» **WHAT IS EXPECTED**: Search the material for the word "Laboratorij" and copy each line that holds it.

(Part of a data file)
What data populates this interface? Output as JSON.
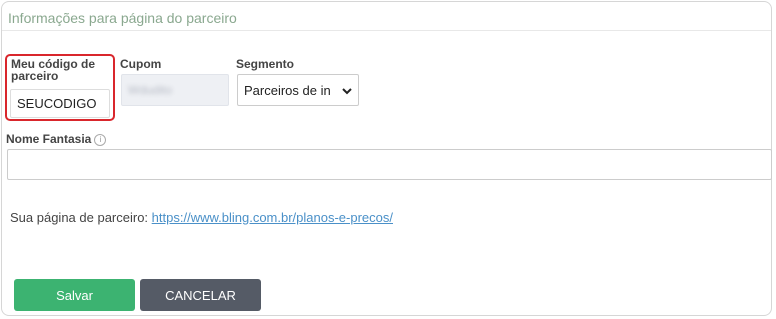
{
  "card": {
    "title": "Informações para página do parceiro"
  },
  "fields": {
    "code": {
      "label": "Meu código de parceiro",
      "value": "SEUCODIGO"
    },
    "cupom": {
      "label": "Cupom",
      "value": "Wdudito"
    },
    "segmento": {
      "label": "Segmento",
      "selected": "Parceiros de in"
    },
    "nome_fantasia": {
      "label": "Nome Fantasia",
      "value": ""
    }
  },
  "partner_page": {
    "label": "Sua página de parceiro:",
    "url": "https://www.bling.com.br/planos-e-precos/"
  },
  "actions": {
    "save_label": "Salvar",
    "cancel_label": "CANCELAR"
  },
  "colors": {
    "highlight": "#d9262c",
    "save": "#3cb371",
    "cancel": "#555b66",
    "link": "#4a90c8",
    "title": "#8aa88f"
  },
  "icons": {
    "info": "info-icon",
    "select_chevron": "chevron-down-icon"
  }
}
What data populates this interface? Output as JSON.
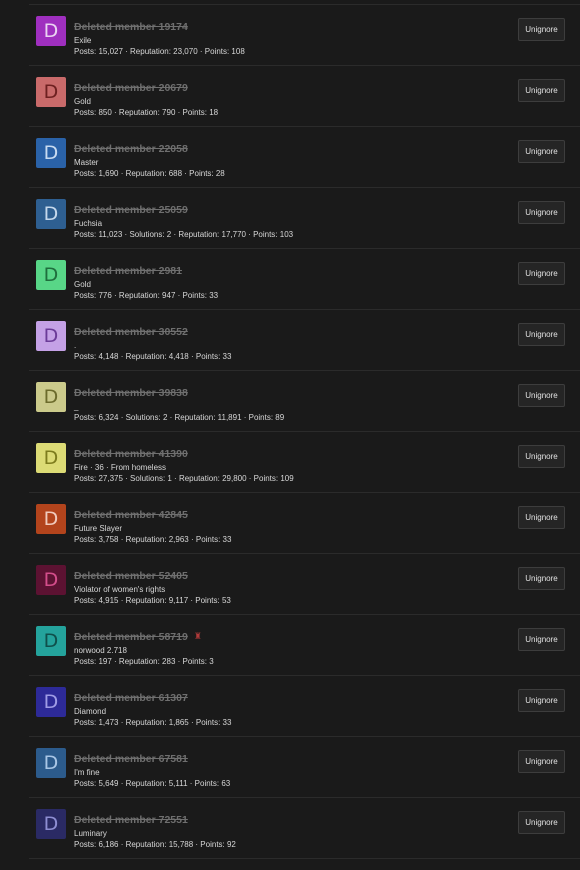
{
  "members": [
    {
      "initial": "D",
      "name": "Deleted member 19174",
      "title": "Exile",
      "stats": "Posts: 15,027 · Reputation: 23,070 · Points: 108",
      "bg": "#9f2fbf",
      "fg": "#ead4f2",
      "button": "Unignore"
    },
    {
      "initial": "D",
      "name": "Deleted member 20679",
      "title": "Gold",
      "stats": "Posts: 850 · Reputation: 790 · Points: 18",
      "bg": "#c96a6a",
      "fg": "#6e2020",
      "button": "Unignore"
    },
    {
      "initial": "D",
      "name": "Deleted member 22058",
      "title": "Master",
      "stats": "Posts: 1,690 · Reputation: 688 · Points: 28",
      "bg": "#2a62a8",
      "fg": "#c8dbf1",
      "button": "Unignore"
    },
    {
      "initial": "D",
      "name": "Deleted member 25059",
      "title": "Fuchsia",
      "stats": "Posts: 11,023 · Solutions: 2 · Reputation: 17,770 · Points: 103",
      "bg": "#2e5f91",
      "fg": "#c5d8ec",
      "button": "Unignore"
    },
    {
      "initial": "D",
      "name": "Deleted member 2981",
      "title": "Gold",
      "stats": "Posts: 776 · Reputation: 947 · Points: 33",
      "bg": "#58d687",
      "fg": "#1f6e3d",
      "button": "Unignore"
    },
    {
      "initial": "D",
      "name": "Deleted member 30552",
      "title": ".",
      "stats": "Posts: 4,148 · Reputation: 4,418 · Points: 33",
      "bg": "#c4a1e6",
      "fg": "#6b3b98",
      "button": "Unignore"
    },
    {
      "initial": "D",
      "name": "Deleted member 39838",
      "title": "_",
      "stats": "Posts: 6,324 · Solutions: 2 · Reputation: 11,891 · Points: 89",
      "bg": "#cbca8b",
      "fg": "#6c6b2c",
      "button": "Unignore"
    },
    {
      "initial": "D",
      "name": "Deleted member 41390",
      "title": "Fire · 36 · From homeless",
      "stats": "Posts: 27,375 · Solutions: 1 · Reputation: 29,800 · Points: 109",
      "bg": "#dcdb75",
      "fg": "#7d7c1d",
      "button": "Unignore"
    },
    {
      "initial": "D",
      "name": "Deleted member 42845",
      "title": "Future Slayer",
      "stats": "Posts: 3,758 · Reputation: 2,963 · Points: 33",
      "bg": "#b3441c",
      "fg": "#f0cbbd",
      "button": "Unignore"
    },
    {
      "initial": "D",
      "name": "Deleted member 52405",
      "title": "Violator of women's rights",
      "stats": "Posts: 4,915 · Reputation: 9,117 · Points: 53",
      "bg": "#5c1232",
      "fg": "#d44e8b",
      "button": "Unignore"
    },
    {
      "initial": "D",
      "name": "Deleted member 58719",
      "title": "norwood 2.718",
      "stats": "Posts: 197 · Reputation: 283 · Points: 3",
      "bg": "#24a39c",
      "fg": "#0f4f4b",
      "button": "Unignore",
      "badge": "♜"
    },
    {
      "initial": "D",
      "name": "Deleted member 61307",
      "title": "Diamond",
      "stats": "Posts: 1,473 · Reputation: 1,865 · Points: 33",
      "bg": "#2d2a98",
      "fg": "#9f9ce6",
      "button": "Unignore"
    },
    {
      "initial": "D",
      "name": "Deleted member 67581",
      "title": "I'm fine",
      "stats": "Posts: 5,649 · Reputation: 5,111 · Points: 63",
      "bg": "#2c5b8c",
      "fg": "#a9c6e6",
      "button": "Unignore"
    },
    {
      "initial": "D",
      "name": "Deleted member 72551",
      "title": "Luminary",
      "stats": "Posts: 6,186 · Reputation: 15,788 · Points: 92",
      "bg": "#2a2a64",
      "fg": "#8e8ed2",
      "button": "Unignore"
    }
  ]
}
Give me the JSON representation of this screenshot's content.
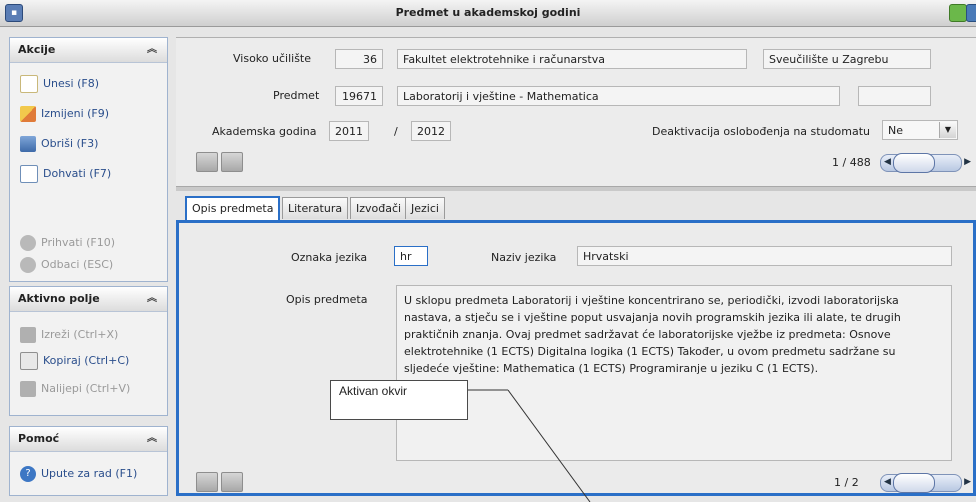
{
  "window": {
    "title": "Predmet u akademskoj godini"
  },
  "sidebar": {
    "akcije": {
      "header": "Akcije",
      "items": [
        {
          "label": "Unesi (F8)",
          "icon": "new-document-icon",
          "enabled": true
        },
        {
          "label": "Izmijeni (F9)",
          "icon": "edit-pencil-icon",
          "enabled": true
        },
        {
          "label": "Obriši (F3)",
          "icon": "delete-icon",
          "enabled": true
        },
        {
          "label": "Dohvati (F7)",
          "icon": "search-icon",
          "enabled": true
        },
        {
          "label": "Prihvati (F10)",
          "icon": "accept-arrow-icon",
          "enabled": false
        },
        {
          "label": "Odbaci (ESC)",
          "icon": "cancel-icon",
          "enabled": false
        }
      ]
    },
    "aktivno_polje": {
      "header": "Aktivno polje",
      "items": [
        {
          "label": "Izreži (Ctrl+X)",
          "icon": "scissors-icon",
          "enabled": false
        },
        {
          "label": "Kopiraj (Ctrl+C)",
          "icon": "copy-icon",
          "enabled": true
        },
        {
          "label": "Nalijepi (Ctrl+V)",
          "icon": "paste-icon",
          "enabled": false
        }
      ]
    },
    "pomoc": {
      "header": "Pomoć",
      "items": [
        {
          "label": "Upute za rad (F1)",
          "icon": "help-icon",
          "enabled": true
        }
      ]
    }
  },
  "form": {
    "visoko_uciliste": {
      "label": "Visoko učilište",
      "code": "36",
      "name": "Fakultet elektrotehnike i računarstva",
      "university": "Sveučilište u Zagrebu"
    },
    "predmet": {
      "label": "Predmet",
      "code": "19671",
      "name": "Laboratorij i vještine - Mathematica",
      "extra": ""
    },
    "akademska_godina": {
      "label": "Akademska godina",
      "from": "2011",
      "separator": "/",
      "to": "2012"
    },
    "deaktivacija": {
      "label": "Deaktivacija oslobođenja na studomatu",
      "value": "Ne"
    },
    "pager": {
      "text": "1 / 488",
      "position": 0.08
    }
  },
  "tabs": [
    {
      "label": "Opis predmeta",
      "active": true
    },
    {
      "label": "Literatura",
      "active": false
    },
    {
      "label": "Izvođači",
      "active": false
    },
    {
      "label": "Jezici",
      "active": false
    }
  ],
  "detail": {
    "oznaka_jezika": {
      "label": "Oznaka jezika",
      "value": "hr"
    },
    "naziv_jezika": {
      "label": "Naziv jezika",
      "value": "Hrvatski"
    },
    "opis": {
      "label": "Opis predmeta",
      "text": "U sklopu predmeta Laboratorij i vještine koncentrirano se, periodički, izvodi laboratorijska nastava, a stječu se i vještine poput usvajanja novih programskih jezika ili alate, te drugih praktičnih znanja. Ovaj predmet sadržavat će laboratorijske vježbe iz predmeta: Osnove elektrotehnike (1 ECTS) Digitalna logika (1 ECTS) Također, u ovom predmetu sadržane su sljedeće vještine: Mathematica (1 ECTS) Programiranje u jeziku C (1 ECTS)."
    },
    "pager": {
      "text": "1 / 2",
      "position": 0.08
    }
  },
  "annotation": {
    "callout": "Aktivan okvir"
  },
  "colors": {
    "accent": "#2a6fc7",
    "link": "#2a4e8c"
  }
}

» **FINAL RESULT**:
      "name": "Laboratorij i vještine - Mathematica",
      "text": "U sklopu predmeta Laboratorij i vještine koncentrirano se, periodički, izvodi laboratorijska nastava, a stječu se i vještine poput usvajanja novih programskih jezika ili alate, te drugih praktičnih znanja. Ovaj predmet sadržavat će laboratorijske vježbe iz predmeta: Osnove elektrotehnike (1 ECTS) Digitalna logika (1 ECTS) Također, u ovom predmetu sadržane su sljedeće vještine: Mathematica (1 ECTS) Programiranje u jeziku C (1 ECTS)."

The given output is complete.